(Beginning of Input data)

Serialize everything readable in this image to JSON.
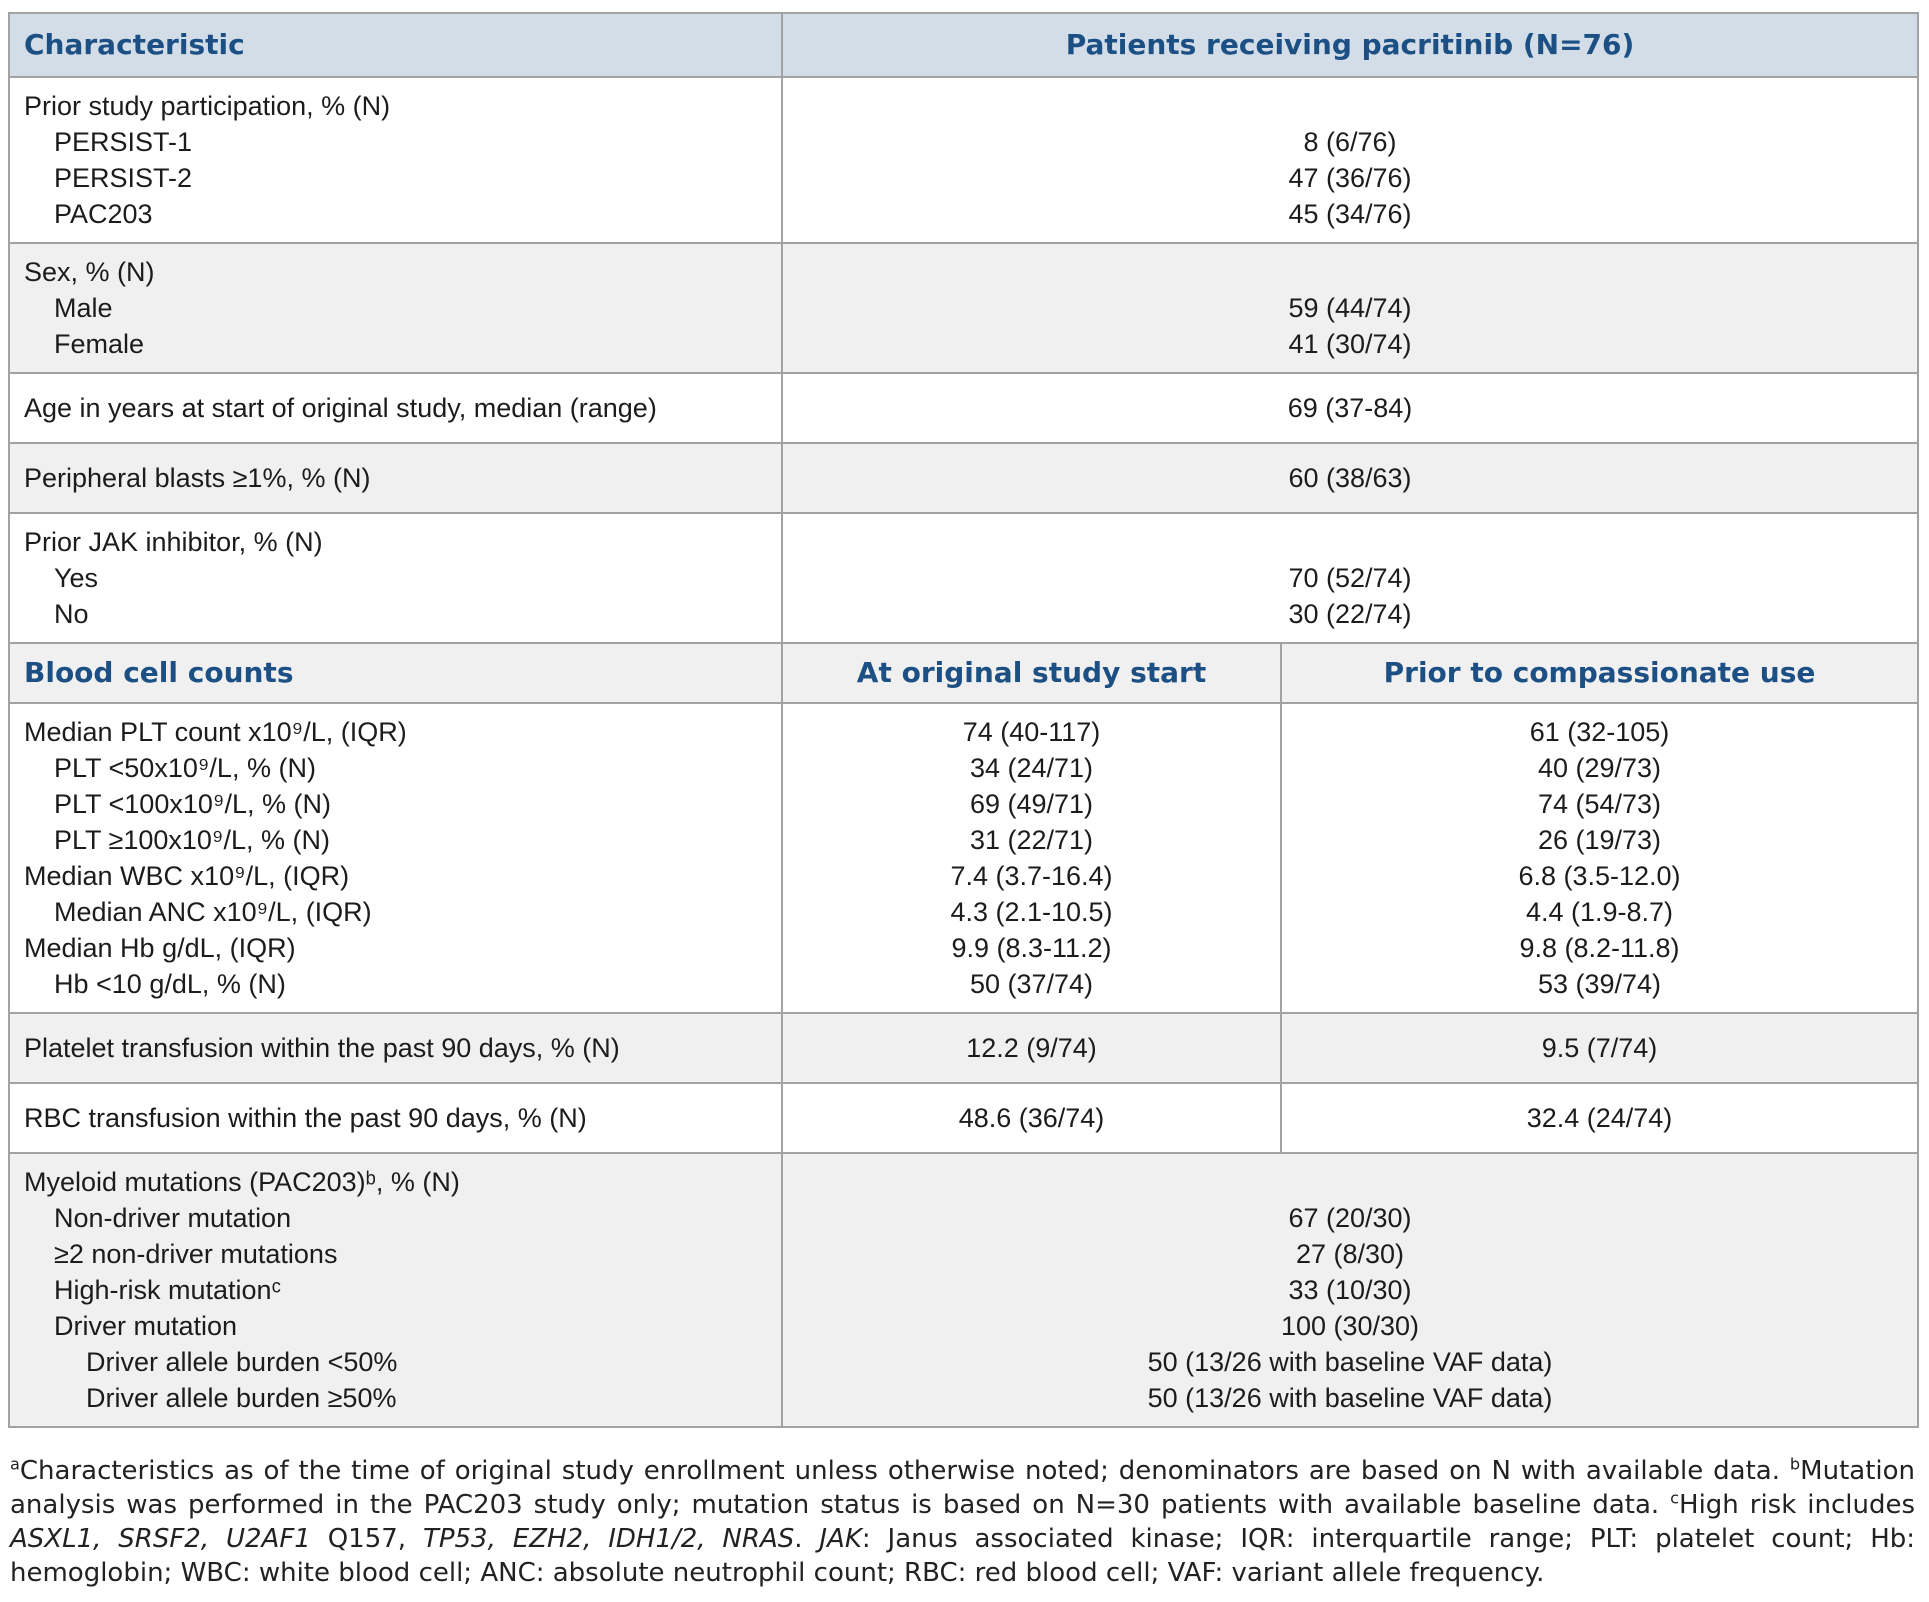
{
  "colors": {
    "header_bg": "#d3dde7",
    "header_text": "#1c5084",
    "row_alt": "#f0f0f1",
    "row_white": "#ffffff",
    "border": "#a2a2a2",
    "text": "#1c1c1c",
    "footnote_text": "#222222"
  },
  "table": {
    "header": {
      "characteristic": "Characteristic",
      "patients": "Patients receiving pacritinib (N=76)"
    },
    "subheader": {
      "blood": "Blood cell counts",
      "start": "At original study start",
      "prior": "Prior to compassionate use"
    },
    "rows": {
      "prior": {
        "label": "Prior study participation, % (N)",
        "items": [
          "PERSIST-1",
          "PERSIST-2",
          "PAC203"
        ],
        "values": [
          "8 (6/76)",
          "47 (36/76)",
          "45 (34/76)"
        ]
      },
      "sex": {
        "label": "Sex, % (N)",
        "items": [
          "Male",
          "Female"
        ],
        "values": [
          "59 (44/74)",
          "41 (30/74)"
        ]
      },
      "age": {
        "label": "Age in years at start of original study, median (range)",
        "value": "69 (37-84)"
      },
      "blasts": {
        "label": "Peripheral blasts ≥1%, % (N)",
        "value": "60 (38/63)"
      },
      "jak": {
        "label": "Prior JAK inhibitor, % (N)",
        "items": [
          "Yes",
          "No"
        ],
        "values": [
          "70 (52/74)",
          "30 (22/74)"
        ]
      },
      "blood": {
        "lines": [
          {
            "label": "Median PLT count x10⁹/L, (IQR)",
            "v1": "74 (40-117)",
            "v2": "61 (32-105)"
          },
          {
            "label": "PLT <50x10⁹/L, % (N)",
            "v1": "34 (24/71)",
            "v2": "40 (29/73)"
          },
          {
            "label": "PLT <100x10⁹/L, % (N)",
            "v1": "69 (49/71)",
            "v2": "74 (54/73)"
          },
          {
            "label": "PLT ≥100x10⁹/L, % (N)",
            "v1": "31 (22/71)",
            "v2": "26 (19/73)"
          },
          {
            "label": "Median WBC x10⁹/L, (IQR)",
            "v1": "7.4 (3.7-16.4)",
            "v2": "6.8 (3.5-12.0)"
          },
          {
            "label": "Median ANC x10⁹/L, (IQR)",
            "v1": "4.3 (2.1-10.5)",
            "v2": "4.4 (1.9-8.7)"
          },
          {
            "label": "Median Hb g/dL, (IQR)",
            "v1": "9.9 (8.3-11.2)",
            "v2": "9.8 (8.2-11.8)"
          },
          {
            "label": "Hb <10 g/dL, % (N)",
            "v1": "50 (37/74)",
            "v2": "53 (39/74)"
          }
        ]
      },
      "plt_tx": {
        "label": "Platelet transfusion within the past 90 days, % (N)",
        "v1": "12.2 (9/74)",
        "v2": "9.5 (7/74)"
      },
      "rbc_tx": {
        "label": "RBC transfusion within the past 90 days, % (N)",
        "v1": "48.6 (36/74)",
        "v2": "32.4 (24/74)"
      },
      "mut": {
        "label": "Myeloid mutations (PAC203)ᵇ, % (N)",
        "items": [
          "Non-driver mutation",
          "≥2 non-driver mutations",
          "High-risk mutationᶜ",
          "Driver mutation",
          "Driver allele burden <50%",
          "Driver allele burden ≥50%"
        ],
        "values": [
          "67 (20/30)",
          "27 (8/30)",
          "33 (10/30)",
          "100 (30/30)",
          "50 (13/26 with baseline VAF data)",
          "50 (13/26 with baseline VAF data)"
        ]
      }
    }
  },
  "footnote": {
    "runs": [
      {
        "sup": "a"
      },
      {
        "t": "Characteristics as of the time of original study enrollment unless otherwise noted; denominators are based on N with available data. "
      },
      {
        "sup": "b"
      },
      {
        "t": "Mutation analysis was performed in the PAC203 study only; mutation status is based on N=30 patients with available baseline data. "
      },
      {
        "sup": "c"
      },
      {
        "t": "High risk includes "
      },
      {
        "t": "ASXL1, SRSF2, U2AF1",
        "i": true
      },
      {
        "t": " Q157, "
      },
      {
        "t": "TP53, EZH2, IDH1/2, NRAS",
        "i": true
      },
      {
        "t": ". "
      },
      {
        "t": "JAK",
        "i": true
      },
      {
        "t": ": Janus associated kinase; IQR: interquartile range; PLT: platelet count; Hb: hemoglobin; WBC: white blood cell; ANC: absolute neutrophil count; RBC: red blood cell; VAF: variant allele frequency."
      }
    ]
  }
}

(End of Input data)

> [Requirement]:
Which lines of the data include "High"? Copy each of them.

> [Answer section]:
          "High-risk mutationᶜ",
        "t": "High risk includes "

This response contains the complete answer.